*Records to process*
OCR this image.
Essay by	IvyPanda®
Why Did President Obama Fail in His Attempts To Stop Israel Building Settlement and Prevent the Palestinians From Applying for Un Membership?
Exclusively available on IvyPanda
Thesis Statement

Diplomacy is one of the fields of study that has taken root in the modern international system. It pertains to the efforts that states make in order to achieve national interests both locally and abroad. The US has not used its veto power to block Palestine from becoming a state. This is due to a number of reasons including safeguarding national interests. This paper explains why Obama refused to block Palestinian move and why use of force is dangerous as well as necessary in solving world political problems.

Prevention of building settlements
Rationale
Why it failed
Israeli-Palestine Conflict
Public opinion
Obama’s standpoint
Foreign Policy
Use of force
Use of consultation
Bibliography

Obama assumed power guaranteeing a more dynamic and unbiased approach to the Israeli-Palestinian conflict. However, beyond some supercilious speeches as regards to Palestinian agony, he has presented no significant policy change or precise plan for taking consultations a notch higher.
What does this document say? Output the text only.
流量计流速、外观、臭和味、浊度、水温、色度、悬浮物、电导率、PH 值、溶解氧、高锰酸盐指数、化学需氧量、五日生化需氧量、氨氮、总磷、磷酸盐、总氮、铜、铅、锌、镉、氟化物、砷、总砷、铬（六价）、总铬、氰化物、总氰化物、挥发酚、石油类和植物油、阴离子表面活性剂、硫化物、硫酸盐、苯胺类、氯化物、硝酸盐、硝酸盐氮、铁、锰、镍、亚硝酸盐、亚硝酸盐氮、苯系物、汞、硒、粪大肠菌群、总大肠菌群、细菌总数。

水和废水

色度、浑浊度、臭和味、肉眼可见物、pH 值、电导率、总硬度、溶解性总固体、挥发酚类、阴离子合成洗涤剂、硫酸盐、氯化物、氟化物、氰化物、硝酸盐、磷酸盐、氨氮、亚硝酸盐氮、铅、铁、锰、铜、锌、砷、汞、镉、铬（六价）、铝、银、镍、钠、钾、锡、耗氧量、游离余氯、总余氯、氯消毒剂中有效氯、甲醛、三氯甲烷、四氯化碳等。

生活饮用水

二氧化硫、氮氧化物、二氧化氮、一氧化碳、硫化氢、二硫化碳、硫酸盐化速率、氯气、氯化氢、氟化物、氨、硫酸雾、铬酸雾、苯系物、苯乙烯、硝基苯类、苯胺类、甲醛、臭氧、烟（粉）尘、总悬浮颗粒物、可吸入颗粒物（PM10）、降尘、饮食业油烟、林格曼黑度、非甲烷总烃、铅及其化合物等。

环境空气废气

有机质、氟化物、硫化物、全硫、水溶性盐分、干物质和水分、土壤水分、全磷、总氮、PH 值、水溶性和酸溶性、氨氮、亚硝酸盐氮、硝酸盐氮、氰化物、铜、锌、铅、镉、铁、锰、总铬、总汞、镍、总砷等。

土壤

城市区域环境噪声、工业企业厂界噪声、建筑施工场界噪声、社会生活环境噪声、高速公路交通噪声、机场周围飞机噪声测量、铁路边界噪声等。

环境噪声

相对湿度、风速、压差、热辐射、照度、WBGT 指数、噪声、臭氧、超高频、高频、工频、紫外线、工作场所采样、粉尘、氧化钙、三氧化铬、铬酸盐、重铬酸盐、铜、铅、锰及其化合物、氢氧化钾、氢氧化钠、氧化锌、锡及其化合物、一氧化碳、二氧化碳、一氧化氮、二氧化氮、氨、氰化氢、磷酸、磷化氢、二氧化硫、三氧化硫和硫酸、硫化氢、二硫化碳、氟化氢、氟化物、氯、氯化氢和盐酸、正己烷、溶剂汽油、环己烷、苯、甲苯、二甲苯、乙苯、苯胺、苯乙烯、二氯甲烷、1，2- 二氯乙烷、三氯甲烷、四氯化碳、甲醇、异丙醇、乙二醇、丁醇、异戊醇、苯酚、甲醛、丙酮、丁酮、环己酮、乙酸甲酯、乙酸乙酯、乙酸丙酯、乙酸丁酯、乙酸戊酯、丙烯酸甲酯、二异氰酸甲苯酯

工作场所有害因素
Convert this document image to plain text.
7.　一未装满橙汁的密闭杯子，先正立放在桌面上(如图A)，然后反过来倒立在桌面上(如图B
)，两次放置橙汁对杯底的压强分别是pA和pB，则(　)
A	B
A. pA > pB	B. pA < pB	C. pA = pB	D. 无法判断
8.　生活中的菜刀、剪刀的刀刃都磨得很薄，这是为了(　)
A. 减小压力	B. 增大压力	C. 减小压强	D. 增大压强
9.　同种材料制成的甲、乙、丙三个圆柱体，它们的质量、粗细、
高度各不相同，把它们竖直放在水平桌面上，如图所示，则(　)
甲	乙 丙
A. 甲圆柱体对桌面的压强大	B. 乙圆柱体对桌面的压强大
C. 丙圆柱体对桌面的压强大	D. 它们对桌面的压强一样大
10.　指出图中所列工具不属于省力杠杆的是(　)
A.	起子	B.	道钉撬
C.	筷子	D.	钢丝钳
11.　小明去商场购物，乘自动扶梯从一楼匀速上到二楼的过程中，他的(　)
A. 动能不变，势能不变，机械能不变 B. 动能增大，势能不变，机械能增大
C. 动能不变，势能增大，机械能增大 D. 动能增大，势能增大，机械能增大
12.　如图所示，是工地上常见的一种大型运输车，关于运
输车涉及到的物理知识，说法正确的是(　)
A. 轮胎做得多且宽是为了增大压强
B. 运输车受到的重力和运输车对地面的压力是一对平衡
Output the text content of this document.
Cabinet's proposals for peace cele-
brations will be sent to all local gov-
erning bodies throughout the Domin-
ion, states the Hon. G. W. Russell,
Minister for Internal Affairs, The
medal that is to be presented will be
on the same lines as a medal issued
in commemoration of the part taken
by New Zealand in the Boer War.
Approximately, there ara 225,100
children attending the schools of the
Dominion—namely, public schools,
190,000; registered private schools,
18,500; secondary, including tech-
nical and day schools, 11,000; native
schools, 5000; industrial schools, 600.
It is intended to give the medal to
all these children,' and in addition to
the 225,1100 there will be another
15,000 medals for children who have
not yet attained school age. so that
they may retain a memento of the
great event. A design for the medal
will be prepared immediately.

*Description of the task*
Return each line of the data that contains the string "will".

*Written solution*
brations will be sent to all local gov-
medal that is to be presented will be
the 225,1100 there will be another
will be prepared immediately.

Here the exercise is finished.